Dataset items:
• • •
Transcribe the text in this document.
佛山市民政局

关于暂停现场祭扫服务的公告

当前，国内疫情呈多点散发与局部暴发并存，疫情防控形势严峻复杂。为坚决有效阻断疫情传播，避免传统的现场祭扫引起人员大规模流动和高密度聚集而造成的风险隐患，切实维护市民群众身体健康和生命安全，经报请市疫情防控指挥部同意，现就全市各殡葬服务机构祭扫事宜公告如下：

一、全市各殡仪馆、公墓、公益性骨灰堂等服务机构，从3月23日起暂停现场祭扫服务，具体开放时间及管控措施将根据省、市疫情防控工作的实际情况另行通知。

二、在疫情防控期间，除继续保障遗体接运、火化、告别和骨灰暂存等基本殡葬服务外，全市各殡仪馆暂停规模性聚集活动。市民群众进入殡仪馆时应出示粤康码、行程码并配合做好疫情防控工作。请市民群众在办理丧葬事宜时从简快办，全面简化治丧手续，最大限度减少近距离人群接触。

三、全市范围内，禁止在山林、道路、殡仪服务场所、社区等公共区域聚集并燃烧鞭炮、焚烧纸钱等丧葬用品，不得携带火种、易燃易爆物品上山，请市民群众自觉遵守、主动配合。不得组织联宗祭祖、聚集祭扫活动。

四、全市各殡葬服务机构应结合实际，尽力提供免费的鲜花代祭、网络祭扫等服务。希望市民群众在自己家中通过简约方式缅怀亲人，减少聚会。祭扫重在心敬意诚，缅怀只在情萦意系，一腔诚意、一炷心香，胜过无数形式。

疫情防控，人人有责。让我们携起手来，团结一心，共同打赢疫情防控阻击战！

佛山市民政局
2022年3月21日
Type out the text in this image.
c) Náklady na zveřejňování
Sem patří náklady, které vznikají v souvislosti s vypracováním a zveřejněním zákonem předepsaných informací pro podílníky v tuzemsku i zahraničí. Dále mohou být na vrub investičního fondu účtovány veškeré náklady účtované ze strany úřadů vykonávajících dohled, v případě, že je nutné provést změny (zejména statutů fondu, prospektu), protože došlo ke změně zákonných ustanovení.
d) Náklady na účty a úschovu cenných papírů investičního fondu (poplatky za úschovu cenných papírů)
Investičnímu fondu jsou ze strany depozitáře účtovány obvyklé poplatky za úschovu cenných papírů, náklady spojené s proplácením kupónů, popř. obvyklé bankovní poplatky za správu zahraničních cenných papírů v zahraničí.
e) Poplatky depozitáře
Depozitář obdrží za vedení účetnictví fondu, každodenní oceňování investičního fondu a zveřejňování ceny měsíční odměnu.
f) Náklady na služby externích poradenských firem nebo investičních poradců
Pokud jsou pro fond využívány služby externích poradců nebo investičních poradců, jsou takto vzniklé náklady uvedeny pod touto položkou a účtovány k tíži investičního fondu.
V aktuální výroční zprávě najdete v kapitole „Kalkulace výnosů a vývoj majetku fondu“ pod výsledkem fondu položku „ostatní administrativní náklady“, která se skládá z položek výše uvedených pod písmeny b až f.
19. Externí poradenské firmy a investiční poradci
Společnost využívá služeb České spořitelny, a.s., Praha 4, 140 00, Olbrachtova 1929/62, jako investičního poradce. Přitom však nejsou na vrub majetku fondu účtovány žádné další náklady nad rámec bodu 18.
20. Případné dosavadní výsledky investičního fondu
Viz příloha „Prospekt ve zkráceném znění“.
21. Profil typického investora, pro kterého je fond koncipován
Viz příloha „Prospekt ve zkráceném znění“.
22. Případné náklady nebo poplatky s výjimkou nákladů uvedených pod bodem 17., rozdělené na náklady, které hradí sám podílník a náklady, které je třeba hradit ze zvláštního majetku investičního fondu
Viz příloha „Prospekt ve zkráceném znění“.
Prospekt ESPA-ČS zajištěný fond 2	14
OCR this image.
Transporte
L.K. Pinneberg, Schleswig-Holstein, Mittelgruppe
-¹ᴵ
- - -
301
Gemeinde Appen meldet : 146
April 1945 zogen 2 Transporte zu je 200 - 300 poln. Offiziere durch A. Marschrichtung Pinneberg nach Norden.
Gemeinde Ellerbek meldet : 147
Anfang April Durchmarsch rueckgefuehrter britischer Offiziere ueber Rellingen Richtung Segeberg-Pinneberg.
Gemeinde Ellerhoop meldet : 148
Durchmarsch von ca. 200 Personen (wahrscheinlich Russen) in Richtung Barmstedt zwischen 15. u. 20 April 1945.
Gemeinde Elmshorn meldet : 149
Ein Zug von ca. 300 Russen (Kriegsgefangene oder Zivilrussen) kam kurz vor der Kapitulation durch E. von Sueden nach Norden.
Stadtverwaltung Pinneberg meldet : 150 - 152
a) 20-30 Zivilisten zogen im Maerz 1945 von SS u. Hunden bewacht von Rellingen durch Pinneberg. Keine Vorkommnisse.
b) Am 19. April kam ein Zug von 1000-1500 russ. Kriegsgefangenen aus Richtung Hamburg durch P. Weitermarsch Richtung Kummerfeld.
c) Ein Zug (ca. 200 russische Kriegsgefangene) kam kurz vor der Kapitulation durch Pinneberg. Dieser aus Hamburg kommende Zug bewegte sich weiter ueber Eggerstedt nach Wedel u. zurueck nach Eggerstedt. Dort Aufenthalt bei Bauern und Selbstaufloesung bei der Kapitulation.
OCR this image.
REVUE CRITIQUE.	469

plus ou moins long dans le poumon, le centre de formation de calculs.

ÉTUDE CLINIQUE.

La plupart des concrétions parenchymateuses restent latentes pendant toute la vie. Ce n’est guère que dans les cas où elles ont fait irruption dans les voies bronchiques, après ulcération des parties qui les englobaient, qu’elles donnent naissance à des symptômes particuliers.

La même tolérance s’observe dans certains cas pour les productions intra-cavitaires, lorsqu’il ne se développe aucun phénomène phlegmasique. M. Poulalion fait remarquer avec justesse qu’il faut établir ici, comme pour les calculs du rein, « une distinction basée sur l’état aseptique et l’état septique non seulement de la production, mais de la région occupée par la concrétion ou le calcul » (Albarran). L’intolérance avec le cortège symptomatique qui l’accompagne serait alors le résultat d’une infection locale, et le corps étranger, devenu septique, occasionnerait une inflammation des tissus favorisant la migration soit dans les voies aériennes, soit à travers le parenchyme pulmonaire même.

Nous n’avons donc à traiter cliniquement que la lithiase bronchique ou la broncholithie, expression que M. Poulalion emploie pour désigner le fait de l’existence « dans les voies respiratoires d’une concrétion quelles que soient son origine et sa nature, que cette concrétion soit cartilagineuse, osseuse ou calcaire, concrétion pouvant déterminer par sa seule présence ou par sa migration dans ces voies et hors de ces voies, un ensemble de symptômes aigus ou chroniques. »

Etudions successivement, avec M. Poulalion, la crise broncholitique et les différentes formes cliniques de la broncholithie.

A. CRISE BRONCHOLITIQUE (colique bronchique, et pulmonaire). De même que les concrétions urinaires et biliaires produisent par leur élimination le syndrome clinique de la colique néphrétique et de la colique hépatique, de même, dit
• • •
### Your objective
The records above are to be copied in full, exactly as written.

### Answer
Transcribe the text in this document.
佛山市民政局

关于暂停现场祭扫服务的公告

当前，国内疫情呈多点散发与局部暴发并存，疫情防控形势严峻复杂。为坚决有效阻断疫情传播，避免传统的现场祭扫引起人员大规模流动和高密度聚集而造成的风险隐患，切实维护市民群众身体健康和生命安全，经报请市疫情防控指挥部同意，现就全市各殡葬服务机构祭扫事宜公告如下：

一、全市各殡仪馆、公墓、公益性骨灰堂等服务机构，从3月23日起暂停现场祭扫服务，具体开放时间及管控措施将根据省、市疫情防控工作的实际情况另行通知。

二、在疫情防控期间，除继续保障遗体接运、火化、告别和骨灰暂存等基本殡葬服务外，全市各殡仪馆暂停规模性聚集活动。市民群众进入殡仪馆时应出示粤康码、行程码并配合做好疫情防控工作。请市民群众在办理丧葬事宜时从简快办，全面简化治丧手续，最大限度减少近距离人群接触。

三、全市范围内，禁止在山林、道路、殡仪服务场所、社区等公共区域聚集并燃烧鞭炮、焚烧纸钱等丧葬用品，不得携带火种、易燃易爆物品上山，请市民群众自觉遵守、主动配合。不得组织联宗祭祖、聚集祭扫活动。

四、全市各殡葬服务机构应结合实际，尽力提供免费的鲜花代祭、网络祭扫等服务。希望市民群众在自己家中通过简约方式缅怀亲人，减少聚会。祭扫重在心敬意诚，缅怀只在情萦意系，一腔诚意、一炷心香，胜过无数形式。

疫情防控，人人有责。让我们携起手来，团结一心，共同打赢疫情防控阻击战！

佛山市民政局
2022年3月21日
Type out the text in this image.
c) Náklady na zveřejňování
Sem patří náklady, které vznikají v souvislosti s vypracováním a zveřejněním zákonem předepsaných informací pro podílníky v tuzemsku i zahraničí. Dále mohou být na vrub investičního fondu účtovány veškeré náklady účtované ze strany úřadů vykonávajících dohled, v případě, že je nutné provést změny (zejména statutů fondu, prospektu), protože došlo ke změně zákonných ustanovení.
d) Náklady na účty a úschovu cenných papírů investičního fondu (poplatky za úschovu cenných papírů)
Investičnímu fondu jsou ze strany depozitáře účtovány obvyklé poplatky za úschovu cenných papírů, náklady spojené s proplácením kupónů, popř. obvyklé bankovní poplatky za správu zahraničních cenných papírů v zahraničí.
e) Poplatky depozitáře
Depozitář obdrží za vedení účetnictví fondu, každodenní oceňování investičního fondu a zveřejňování ceny měsíční odměnu.
f) Náklady na služby externích poradenských firem nebo investičních poradců
Pokud jsou pro fond využívány služby externích poradců nebo investičních poradců, jsou takto vzniklé náklady uvedeny pod touto položkou a účtovány k tíži investičního fondu.
V aktuální výroční zprávě najdete v kapitole „Kalkulace výnosů a vývoj majetku fondu“ pod výsledkem fondu položku „ostatní administrativní náklady“, která se skládá z položek výše uvedených pod písmeny b až f.
19. Externí poradenské firmy a investiční poradci
Společnost využívá služeb České spořitelny, a.s., Praha 4, 140 00, Olbrachtova 1929/62, jako investičního poradce. Přitom však nejsou na vrub majetku fondu účtovány žádné další náklady nad rámec bodu 18.
20. Případné dosavadní výsledky investičního fondu
Viz příloha „Prospekt ve zkráceném znění“.
21. Profil typického investora, pro kterého je fond koncipován
Viz příloha „Prospekt ve zkráceném znění“.
22. Případné náklady nebo poplatky s výjimkou nákladů uvedených pod bodem 17., rozdělené na náklady, které hradí sám podílník a náklady, které je třeba hradit ze zvláštního majetku investičního fondu
Viz příloha „Prospekt ve zkráceném znění“.
Prospekt ESPA-ČS zajištěný fond 2	14
OCR this image.
Transporte
L.K. Pinneberg, Schleswig-Holstein, Mittelgruppe
-¹ᴵ
- - -
301
Gemeinde Appen meldet : 146
April 1945 zogen 2 Transporte zu je 200 - 300 poln. Offiziere durch A. Marschrichtung Pinneberg nach Norden.
Gemeinde Ellerbek meldet : 147
Anfang April Durchmarsch rueckgefuehrter britischer Offiziere ueber Rellingen Richtung Segeberg-Pinneberg.
Gemeinde Ellerhoop meldet : 148
Durchmarsch von ca. 200 Personen (wahrscheinlich Russen) in Richtung Barmstedt zwischen 15. u. 20 April 1945.
Gemeinde Elmshorn meldet : 149
Ein Zug von ca. 300 Russen (Kriegsgefangene oder Zivilrussen) kam kurz vor der Kapitulation durch E. von Sueden nach Norden.
Stadtverwaltung Pinneberg meldet : 150 - 152
a) 20-30 Zivilisten zogen im Maerz 1945 von SS u. Hunden bewacht von Rellingen durch Pinneberg. Keine Vorkommnisse.
b) Am 19. April kam ein Zug von 1000-1500 russ. Kriegsgefangenen aus Richtung Hamburg durch P. Weitermarsch Richtung Kummerfeld.
c) Ein Zug (ca. 200 russische Kriegsgefangene) kam kurz vor der Kapitulation durch Pinneberg. Dieser aus Hamburg kommende Zug bewegte sich weiter ueber Eggerstedt nach Wedel u. zurueck nach Eggerstedt. Dort Aufenthalt bei Bauern und Selbstaufloesung bei der Kapitulation.
OCR this image.
REVUE CRITIQUE.	469

plus ou moins long dans le poumon, le centre de formation de calculs.

ÉTUDE CLINIQUE.

La plupart des concrétions parenchymateuses restent latentes pendant toute la vie. Ce n’est guère que dans les cas où elles ont fait irruption dans les voies bronchiques, après ulcération des parties qui les englobaient, qu’elles donnent naissance à des symptômes particuliers.

La même tolérance s’observe dans certains cas pour les productions intra-cavitaires, lorsqu’il ne se développe aucun phénomène phlegmasique. M. Poulalion fait remarquer avec justesse qu’il faut établir ici, comme pour les calculs du rein, « une distinction basée sur l’état aseptique et l’état septique non seulement de la production, mais de la région occupée par la concrétion ou le calcul » (Albarran). L’intolérance avec le cortège symptomatique qui l’accompagne serait alors le résultat d’une infection locale, et le corps étranger, devenu septique, occasionnerait une inflammation des tissus favorisant la migration soit dans les voies aériennes, soit à travers le parenchyme pulmonaire même.

Nous n’avons donc à traiter cliniquement que la lithiase bronchique ou la broncholithie, expression que M. Poulalion emploie pour désigner le fait de l’existence « dans les voies respiratoires d’une concrétion quelles que soient son origine et sa nature, que cette concrétion soit cartilagineuse, osseuse ou calcaire, concrétion pouvant déterminer par sa seule présence ou par sa migration dans ces voies et hors de ces voies, un ensemble de symptômes aigus ou chroniques. »

Etudions successivement, avec M. Poulalion, la crise broncholitique et les différentes formes cliniques de la broncholithie.

A. CRISE BRONCHOLITIQUE (colique bronchique, et pulmonaire). De même que les concrétions urinaires et biliaires produisent par leur élimination le syndrome clinique de la colique néphrétique et de la colique hépatique, de même, dit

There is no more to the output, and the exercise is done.